◆ What needs to be done
Among the lines below, count those with "Heimatmuseum". Give the total alone.

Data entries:
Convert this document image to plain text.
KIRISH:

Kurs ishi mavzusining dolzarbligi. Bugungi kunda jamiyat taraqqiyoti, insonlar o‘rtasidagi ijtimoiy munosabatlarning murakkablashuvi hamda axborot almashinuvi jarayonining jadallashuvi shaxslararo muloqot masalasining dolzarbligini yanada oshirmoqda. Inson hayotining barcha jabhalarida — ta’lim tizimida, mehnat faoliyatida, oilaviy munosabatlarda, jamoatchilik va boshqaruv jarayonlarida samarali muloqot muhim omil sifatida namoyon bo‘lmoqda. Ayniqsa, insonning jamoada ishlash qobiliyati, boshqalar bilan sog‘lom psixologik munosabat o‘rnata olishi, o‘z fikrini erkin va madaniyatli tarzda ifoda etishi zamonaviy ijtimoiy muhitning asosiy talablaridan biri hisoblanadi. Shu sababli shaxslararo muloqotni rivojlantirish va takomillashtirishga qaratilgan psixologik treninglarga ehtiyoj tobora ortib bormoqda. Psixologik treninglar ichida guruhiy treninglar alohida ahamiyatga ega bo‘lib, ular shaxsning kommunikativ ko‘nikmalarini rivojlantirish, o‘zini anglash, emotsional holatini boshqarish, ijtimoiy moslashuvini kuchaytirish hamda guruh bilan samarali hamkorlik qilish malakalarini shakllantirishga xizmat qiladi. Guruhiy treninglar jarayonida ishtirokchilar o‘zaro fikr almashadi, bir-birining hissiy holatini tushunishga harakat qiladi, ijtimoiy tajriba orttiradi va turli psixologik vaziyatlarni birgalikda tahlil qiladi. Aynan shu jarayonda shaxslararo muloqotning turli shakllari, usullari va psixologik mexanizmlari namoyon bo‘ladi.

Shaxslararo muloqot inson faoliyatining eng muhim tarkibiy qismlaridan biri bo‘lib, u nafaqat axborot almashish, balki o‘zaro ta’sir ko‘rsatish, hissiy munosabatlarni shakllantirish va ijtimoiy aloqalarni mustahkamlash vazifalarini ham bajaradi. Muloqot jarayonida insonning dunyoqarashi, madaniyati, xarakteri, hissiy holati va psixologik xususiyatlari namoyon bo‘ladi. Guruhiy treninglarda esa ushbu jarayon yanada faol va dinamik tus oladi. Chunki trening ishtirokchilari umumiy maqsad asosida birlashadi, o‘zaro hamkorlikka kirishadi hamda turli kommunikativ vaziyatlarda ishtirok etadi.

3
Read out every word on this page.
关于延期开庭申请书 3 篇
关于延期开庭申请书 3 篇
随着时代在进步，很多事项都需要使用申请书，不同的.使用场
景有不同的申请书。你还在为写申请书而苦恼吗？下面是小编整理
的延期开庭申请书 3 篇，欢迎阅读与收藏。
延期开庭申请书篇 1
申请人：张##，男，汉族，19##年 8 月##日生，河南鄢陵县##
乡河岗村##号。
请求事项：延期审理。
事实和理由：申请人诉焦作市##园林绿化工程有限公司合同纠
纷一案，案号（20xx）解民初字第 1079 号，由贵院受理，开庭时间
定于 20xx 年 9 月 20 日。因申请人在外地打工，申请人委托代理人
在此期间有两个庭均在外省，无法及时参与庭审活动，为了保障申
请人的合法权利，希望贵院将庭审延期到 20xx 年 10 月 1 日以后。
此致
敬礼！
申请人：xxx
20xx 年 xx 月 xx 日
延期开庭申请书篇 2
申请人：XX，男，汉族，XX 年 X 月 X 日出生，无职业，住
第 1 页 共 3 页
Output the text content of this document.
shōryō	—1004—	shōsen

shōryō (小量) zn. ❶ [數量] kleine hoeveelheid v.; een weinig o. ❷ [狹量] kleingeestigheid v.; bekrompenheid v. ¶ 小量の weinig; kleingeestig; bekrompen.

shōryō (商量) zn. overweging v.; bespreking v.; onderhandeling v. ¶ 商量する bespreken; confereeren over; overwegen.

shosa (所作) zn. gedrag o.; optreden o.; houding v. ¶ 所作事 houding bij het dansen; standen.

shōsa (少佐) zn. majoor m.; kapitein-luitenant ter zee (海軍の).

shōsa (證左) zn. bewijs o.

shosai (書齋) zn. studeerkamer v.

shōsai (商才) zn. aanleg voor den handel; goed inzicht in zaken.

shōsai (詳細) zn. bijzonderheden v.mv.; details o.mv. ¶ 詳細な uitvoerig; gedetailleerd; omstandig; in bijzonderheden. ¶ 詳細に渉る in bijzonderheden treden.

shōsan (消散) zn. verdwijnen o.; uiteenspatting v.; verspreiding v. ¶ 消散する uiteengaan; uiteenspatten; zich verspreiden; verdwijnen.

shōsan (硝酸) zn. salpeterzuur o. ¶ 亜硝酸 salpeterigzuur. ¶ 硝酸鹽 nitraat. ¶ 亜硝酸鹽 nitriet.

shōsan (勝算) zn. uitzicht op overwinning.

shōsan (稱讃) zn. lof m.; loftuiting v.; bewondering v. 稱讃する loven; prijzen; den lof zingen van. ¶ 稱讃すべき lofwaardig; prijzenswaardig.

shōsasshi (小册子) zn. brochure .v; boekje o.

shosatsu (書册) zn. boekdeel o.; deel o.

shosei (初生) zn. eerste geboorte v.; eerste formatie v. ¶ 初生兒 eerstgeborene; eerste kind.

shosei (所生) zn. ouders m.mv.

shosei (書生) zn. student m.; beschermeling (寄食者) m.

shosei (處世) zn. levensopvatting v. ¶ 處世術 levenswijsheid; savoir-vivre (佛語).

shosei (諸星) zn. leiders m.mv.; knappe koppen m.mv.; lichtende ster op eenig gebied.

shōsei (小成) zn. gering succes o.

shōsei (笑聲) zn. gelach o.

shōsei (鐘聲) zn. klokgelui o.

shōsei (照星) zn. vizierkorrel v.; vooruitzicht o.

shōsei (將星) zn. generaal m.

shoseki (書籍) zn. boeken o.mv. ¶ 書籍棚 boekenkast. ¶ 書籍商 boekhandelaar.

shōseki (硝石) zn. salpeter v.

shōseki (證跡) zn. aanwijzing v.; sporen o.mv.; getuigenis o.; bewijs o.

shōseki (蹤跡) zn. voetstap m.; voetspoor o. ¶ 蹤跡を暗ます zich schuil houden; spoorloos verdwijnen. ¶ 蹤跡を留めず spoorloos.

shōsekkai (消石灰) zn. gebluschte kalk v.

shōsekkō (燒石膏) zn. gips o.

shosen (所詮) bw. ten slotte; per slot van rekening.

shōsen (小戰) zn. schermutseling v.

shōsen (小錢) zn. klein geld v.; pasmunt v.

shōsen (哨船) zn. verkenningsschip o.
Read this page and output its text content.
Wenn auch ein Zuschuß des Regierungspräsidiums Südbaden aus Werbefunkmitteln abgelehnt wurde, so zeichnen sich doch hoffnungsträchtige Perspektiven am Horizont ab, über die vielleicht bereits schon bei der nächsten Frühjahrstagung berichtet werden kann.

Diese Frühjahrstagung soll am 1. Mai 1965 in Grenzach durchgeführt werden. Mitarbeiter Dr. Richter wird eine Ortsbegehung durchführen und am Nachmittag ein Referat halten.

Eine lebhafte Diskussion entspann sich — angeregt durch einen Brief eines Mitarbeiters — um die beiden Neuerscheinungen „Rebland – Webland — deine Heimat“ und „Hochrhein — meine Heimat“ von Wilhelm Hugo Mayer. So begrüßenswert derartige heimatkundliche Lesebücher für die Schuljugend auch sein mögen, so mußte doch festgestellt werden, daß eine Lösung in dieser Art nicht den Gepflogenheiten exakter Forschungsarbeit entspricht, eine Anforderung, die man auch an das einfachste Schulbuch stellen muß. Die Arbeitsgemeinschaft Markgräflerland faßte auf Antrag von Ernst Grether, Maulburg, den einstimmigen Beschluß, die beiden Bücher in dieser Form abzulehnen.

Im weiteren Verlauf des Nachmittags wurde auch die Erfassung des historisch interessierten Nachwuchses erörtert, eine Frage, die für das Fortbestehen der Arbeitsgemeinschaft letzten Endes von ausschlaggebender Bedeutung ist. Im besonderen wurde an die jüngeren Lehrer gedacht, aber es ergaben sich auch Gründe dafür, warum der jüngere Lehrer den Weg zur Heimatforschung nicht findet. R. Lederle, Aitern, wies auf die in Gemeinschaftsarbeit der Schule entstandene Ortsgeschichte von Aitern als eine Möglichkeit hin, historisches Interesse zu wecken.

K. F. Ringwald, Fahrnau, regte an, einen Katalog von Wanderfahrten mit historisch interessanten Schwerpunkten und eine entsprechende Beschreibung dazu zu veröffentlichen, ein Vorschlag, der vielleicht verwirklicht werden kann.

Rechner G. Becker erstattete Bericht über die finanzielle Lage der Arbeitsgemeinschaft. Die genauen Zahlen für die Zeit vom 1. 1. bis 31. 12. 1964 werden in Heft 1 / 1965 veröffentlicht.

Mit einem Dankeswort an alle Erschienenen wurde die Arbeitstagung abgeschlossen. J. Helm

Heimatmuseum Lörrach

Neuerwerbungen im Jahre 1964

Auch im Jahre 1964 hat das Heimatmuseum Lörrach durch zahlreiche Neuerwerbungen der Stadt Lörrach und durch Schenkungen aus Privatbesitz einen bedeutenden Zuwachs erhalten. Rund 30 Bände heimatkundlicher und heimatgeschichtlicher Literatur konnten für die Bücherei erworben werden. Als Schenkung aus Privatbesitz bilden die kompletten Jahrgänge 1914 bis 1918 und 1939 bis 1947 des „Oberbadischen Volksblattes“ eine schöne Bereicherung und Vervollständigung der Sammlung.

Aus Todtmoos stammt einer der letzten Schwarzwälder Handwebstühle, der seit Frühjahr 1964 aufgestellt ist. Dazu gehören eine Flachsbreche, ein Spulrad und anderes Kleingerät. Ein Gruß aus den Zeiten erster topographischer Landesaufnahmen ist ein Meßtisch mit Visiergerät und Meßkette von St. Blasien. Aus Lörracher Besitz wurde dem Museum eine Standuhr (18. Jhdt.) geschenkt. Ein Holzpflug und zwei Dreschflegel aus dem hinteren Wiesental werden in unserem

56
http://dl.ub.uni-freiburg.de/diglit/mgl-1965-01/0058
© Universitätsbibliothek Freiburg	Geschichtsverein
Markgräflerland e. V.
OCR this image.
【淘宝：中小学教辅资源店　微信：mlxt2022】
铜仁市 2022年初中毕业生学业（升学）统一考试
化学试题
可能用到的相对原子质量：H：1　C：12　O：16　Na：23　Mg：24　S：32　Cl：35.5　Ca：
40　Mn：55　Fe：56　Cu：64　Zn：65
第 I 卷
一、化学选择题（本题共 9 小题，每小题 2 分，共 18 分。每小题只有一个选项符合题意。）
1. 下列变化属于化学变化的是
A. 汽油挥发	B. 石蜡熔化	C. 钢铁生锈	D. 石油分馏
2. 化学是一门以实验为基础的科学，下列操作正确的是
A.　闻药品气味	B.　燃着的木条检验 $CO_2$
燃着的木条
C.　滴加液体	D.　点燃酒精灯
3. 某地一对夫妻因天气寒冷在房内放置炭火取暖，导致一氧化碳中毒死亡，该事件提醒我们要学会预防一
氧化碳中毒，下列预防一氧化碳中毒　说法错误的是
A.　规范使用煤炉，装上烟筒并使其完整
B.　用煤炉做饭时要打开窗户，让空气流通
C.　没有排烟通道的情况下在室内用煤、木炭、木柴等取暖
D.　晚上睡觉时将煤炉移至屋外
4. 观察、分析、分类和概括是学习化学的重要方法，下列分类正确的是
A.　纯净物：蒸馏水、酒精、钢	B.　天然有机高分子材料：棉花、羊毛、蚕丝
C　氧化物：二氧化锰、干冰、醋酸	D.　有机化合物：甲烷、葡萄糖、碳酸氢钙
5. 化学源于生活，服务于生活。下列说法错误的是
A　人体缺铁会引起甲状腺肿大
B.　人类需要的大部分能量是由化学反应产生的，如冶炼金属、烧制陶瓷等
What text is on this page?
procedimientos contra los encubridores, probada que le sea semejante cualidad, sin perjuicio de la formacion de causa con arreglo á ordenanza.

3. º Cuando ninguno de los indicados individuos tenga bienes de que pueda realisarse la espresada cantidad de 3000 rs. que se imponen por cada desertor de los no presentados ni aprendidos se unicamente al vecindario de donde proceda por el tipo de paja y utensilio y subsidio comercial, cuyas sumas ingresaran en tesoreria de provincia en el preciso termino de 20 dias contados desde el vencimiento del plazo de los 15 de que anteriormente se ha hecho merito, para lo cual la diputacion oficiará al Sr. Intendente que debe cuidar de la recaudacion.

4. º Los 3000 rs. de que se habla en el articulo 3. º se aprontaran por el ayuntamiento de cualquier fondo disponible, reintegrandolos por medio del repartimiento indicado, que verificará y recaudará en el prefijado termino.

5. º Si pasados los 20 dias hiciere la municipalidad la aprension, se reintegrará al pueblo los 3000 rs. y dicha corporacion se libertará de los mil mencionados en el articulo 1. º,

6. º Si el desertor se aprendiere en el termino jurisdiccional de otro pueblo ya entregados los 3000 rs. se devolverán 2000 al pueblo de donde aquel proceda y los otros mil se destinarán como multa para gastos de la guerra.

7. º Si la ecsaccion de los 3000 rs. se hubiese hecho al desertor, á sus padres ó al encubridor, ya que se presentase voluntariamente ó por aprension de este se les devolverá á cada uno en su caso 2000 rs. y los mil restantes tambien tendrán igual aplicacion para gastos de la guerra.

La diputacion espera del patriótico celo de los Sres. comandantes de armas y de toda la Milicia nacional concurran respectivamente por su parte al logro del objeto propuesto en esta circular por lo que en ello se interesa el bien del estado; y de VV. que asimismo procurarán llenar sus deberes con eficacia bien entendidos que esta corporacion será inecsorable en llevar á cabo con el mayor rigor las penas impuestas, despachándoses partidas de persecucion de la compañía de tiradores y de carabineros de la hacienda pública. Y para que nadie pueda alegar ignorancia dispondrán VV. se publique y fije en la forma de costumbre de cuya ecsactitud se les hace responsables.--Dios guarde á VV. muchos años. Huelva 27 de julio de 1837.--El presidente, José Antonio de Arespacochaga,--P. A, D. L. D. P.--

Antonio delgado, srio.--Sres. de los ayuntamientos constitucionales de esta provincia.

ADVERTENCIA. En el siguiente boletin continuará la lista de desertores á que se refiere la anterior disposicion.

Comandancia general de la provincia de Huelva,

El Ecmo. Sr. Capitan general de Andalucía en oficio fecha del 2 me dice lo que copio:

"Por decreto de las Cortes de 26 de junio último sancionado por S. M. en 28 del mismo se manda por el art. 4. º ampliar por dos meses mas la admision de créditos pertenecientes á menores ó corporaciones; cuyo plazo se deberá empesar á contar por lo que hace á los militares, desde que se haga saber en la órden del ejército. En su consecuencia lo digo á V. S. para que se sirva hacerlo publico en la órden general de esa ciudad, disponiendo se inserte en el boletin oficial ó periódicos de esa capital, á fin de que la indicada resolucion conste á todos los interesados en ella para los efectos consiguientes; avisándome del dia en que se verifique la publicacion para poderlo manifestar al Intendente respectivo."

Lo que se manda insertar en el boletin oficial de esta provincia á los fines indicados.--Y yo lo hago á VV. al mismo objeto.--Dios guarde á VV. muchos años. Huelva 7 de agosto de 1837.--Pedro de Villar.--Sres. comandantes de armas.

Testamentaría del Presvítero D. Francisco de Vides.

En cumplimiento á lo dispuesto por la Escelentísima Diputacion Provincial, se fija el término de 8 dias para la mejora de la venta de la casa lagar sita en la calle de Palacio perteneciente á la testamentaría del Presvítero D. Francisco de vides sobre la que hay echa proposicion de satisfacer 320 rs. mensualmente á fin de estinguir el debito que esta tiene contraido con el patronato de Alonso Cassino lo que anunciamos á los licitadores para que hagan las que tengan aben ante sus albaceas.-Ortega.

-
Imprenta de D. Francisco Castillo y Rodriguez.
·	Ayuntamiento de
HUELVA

◆ Task output
2